Objective → Give back all the data exactly, line by line.
>> START Provided data
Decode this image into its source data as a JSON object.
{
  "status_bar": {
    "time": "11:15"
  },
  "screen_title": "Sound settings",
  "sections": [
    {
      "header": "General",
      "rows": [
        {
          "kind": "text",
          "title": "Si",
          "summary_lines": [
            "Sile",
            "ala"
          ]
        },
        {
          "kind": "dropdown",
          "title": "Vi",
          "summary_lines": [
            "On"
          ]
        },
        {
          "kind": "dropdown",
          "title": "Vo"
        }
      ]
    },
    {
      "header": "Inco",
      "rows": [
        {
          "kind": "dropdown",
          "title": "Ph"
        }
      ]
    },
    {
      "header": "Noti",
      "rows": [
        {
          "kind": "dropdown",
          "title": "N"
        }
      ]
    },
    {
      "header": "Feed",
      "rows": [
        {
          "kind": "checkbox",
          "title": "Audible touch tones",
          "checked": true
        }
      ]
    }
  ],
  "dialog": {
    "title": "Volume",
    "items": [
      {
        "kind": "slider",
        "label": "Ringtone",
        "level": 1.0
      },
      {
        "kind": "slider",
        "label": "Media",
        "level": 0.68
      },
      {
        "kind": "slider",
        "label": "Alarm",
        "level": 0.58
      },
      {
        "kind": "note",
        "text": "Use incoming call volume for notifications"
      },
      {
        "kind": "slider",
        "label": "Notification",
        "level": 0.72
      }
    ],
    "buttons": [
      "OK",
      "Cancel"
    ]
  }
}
>> END Provided data
Result for this task →
Decode this image into its source data as a JSON object.
{
  "status_bar": {
    "time": "11:15"
  },
  "screen_title": "Sound settings",
  "sections": [
    {
      "header": "General",
      "rows": [
        {
          "kind": "text",
          "title": "Si",
          "summary_lines": [
            "Sile",
            "ala"
          ]
        },
        {
          "kind": "dropdown",
          "title": "Vi",
          "summary_lines": [
            "On"
          ]
        },
        {
          "kind": "dropdown",
          "title": "Vo"
        }
      ]
    },
    {
      "header": "Inco",
      "rows": [
        {
          "kind": "dropdown",
          "title": "Ph"
        }
      ]
    },
    {
      "header": "Noti",
      "rows": [
        {
          "kind": "dropdown",
          "title": "N"
        }
      ]
    },
    {
      "header": "Feed",
      "rows": [
        {
          "kind": "checkbox",
          "title": "Audible touch tones",
          "checked": true
        }
      ]
    }
  ],
  "dialog": {
    "title": "Volume",
    "items": [
      {
        "kind": "slider",
        "label": "Ringtone",
        "level": 1.0
      },
      {
        "kind": "slider",
        "label": "Media",
        "level": 0.68
      },
      {
        "kind": "slider",
        "label": "Alarm",
        "level": 0.58
      },
      {
        "kind": "note",
        "text": "Use incoming call volume for notifications"
      },
      {
        "kind": "slider",
        "label": "Notification",
        "level": 0.72
      }
    ],
    "buttons": [
      "OK",
      "Cancel"
    ]
  }
}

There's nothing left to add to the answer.